### Written exercise:
In the entries that follow, find the word "информации" and report each line it is on.

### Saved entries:
○ ○ ○ ○ ○

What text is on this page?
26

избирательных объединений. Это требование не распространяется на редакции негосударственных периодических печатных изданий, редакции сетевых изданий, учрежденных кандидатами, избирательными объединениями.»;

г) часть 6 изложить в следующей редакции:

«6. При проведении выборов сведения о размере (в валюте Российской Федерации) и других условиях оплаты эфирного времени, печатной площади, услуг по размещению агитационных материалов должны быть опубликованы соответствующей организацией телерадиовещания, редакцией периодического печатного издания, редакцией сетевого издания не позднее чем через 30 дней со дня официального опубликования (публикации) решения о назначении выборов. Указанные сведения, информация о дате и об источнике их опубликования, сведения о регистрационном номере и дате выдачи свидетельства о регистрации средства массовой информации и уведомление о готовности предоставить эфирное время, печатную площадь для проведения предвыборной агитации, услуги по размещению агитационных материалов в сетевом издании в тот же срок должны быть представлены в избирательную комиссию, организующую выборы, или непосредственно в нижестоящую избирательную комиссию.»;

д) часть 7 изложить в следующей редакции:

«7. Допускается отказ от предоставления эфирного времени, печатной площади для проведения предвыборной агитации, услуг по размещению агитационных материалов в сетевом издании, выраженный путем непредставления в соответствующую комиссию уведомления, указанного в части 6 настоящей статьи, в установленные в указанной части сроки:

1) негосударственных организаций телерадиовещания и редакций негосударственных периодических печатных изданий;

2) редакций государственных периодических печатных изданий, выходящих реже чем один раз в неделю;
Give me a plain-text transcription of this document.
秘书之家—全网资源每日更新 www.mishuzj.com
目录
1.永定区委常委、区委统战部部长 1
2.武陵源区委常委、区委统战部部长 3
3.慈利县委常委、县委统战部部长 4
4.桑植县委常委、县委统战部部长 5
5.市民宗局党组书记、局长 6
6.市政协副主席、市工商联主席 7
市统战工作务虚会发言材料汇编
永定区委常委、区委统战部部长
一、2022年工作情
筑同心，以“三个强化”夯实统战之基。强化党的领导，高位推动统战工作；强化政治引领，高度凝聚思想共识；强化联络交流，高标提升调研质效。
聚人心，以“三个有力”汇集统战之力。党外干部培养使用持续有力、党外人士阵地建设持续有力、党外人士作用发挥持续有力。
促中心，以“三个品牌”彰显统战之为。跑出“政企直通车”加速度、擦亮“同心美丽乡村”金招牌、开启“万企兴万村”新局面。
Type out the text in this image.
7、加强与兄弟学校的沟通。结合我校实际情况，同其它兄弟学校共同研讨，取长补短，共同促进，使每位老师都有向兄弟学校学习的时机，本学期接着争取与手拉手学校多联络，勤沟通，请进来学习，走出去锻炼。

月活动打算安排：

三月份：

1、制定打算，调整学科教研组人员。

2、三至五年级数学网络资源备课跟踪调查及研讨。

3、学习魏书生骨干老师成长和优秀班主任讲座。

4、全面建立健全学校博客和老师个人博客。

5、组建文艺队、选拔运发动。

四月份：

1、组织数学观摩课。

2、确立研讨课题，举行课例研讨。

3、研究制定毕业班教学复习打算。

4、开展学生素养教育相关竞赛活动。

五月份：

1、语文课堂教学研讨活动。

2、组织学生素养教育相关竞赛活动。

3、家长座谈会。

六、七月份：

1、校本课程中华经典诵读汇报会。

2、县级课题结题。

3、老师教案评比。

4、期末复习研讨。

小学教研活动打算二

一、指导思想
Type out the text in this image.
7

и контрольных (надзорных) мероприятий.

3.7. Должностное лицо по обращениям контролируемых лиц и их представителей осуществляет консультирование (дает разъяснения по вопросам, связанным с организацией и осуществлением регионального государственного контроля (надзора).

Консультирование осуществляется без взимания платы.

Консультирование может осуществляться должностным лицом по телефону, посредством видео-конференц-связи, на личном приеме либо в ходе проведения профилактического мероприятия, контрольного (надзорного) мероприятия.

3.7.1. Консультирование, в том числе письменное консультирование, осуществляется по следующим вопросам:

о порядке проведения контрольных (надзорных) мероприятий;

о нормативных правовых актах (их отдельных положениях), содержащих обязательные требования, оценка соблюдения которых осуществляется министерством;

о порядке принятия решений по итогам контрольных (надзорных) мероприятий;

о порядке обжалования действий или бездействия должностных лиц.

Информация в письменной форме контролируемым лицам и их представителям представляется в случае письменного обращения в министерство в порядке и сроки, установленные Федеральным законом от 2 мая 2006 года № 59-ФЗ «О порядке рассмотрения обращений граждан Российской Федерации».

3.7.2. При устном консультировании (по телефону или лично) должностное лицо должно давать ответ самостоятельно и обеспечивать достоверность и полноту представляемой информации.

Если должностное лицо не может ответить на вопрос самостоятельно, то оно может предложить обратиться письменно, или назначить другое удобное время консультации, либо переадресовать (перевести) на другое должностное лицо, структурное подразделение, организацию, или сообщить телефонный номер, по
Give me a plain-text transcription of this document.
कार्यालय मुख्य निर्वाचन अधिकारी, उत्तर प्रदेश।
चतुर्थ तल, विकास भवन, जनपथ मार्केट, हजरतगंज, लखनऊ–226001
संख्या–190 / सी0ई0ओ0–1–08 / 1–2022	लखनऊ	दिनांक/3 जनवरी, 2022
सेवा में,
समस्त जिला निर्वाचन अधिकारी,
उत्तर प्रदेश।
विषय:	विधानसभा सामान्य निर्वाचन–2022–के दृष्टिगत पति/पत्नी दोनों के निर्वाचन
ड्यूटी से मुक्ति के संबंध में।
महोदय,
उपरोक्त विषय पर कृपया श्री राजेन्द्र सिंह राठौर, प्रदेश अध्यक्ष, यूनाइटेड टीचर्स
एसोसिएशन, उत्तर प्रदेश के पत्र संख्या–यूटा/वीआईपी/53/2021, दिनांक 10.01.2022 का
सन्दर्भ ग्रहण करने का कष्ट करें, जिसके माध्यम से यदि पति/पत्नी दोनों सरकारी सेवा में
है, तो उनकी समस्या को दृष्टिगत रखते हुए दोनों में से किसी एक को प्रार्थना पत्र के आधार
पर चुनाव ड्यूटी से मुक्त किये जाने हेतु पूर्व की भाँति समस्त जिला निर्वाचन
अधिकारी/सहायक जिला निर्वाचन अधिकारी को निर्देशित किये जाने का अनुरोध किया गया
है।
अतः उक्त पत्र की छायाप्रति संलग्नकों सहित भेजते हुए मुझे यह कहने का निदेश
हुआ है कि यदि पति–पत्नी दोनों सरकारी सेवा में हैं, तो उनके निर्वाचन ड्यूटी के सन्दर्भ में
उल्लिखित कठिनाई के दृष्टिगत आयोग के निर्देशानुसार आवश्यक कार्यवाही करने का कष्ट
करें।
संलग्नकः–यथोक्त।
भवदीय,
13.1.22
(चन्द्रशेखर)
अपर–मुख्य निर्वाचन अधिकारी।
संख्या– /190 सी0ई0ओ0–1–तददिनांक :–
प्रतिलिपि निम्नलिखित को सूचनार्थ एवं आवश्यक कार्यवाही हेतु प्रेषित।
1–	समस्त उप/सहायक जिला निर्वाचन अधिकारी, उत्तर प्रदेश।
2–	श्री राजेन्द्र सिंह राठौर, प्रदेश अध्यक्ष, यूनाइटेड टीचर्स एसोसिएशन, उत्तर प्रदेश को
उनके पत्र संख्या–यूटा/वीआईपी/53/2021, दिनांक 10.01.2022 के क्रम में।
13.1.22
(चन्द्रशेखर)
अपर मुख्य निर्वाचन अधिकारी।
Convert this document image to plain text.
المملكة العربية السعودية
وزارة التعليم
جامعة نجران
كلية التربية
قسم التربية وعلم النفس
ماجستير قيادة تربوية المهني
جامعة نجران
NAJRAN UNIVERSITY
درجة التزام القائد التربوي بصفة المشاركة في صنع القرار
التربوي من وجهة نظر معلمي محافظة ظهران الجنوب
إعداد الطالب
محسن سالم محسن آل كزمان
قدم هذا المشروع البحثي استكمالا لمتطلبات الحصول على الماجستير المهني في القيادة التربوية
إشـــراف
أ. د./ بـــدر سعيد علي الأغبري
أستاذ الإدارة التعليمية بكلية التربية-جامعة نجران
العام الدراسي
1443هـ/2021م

○ ○ ○ ○ ○

### Task answer:
«6. При проведении выборов сведения о размере (в валюте Российской Федерации) и других условиях оплаты эфирного времени, печатной площади, услуг по размещению агитационных материалов должны быть опубликованы соответствующей организацией телерадиовещания, редакцией периодического печатного издания, редакцией сетевого издания не позднее чем через 30 дней со дня официального опубликования (публикации) решения о назначении выборов. Указанные сведения, информация о дате и об источнике их опубликования, сведения о регистрационном номере и дате выдачи свидетельства о регистрации средства массовой информации и уведомление о готовности предоставить эфирное время, печатную площадь для проведения предвыборной агитации, услуги по размещению агитационных материалов в сетевом издании в тот же срок должны быть представлены в избирательную комиссию, организующую выборы, или непосредственно в нижестоящую избирательную комиссию.»;
3.7.2. При устном консультировании (по телефону или лично) должностное лицо должно давать ответ самостоятельно и обеспечивать достоверность и полноту представляемой информации.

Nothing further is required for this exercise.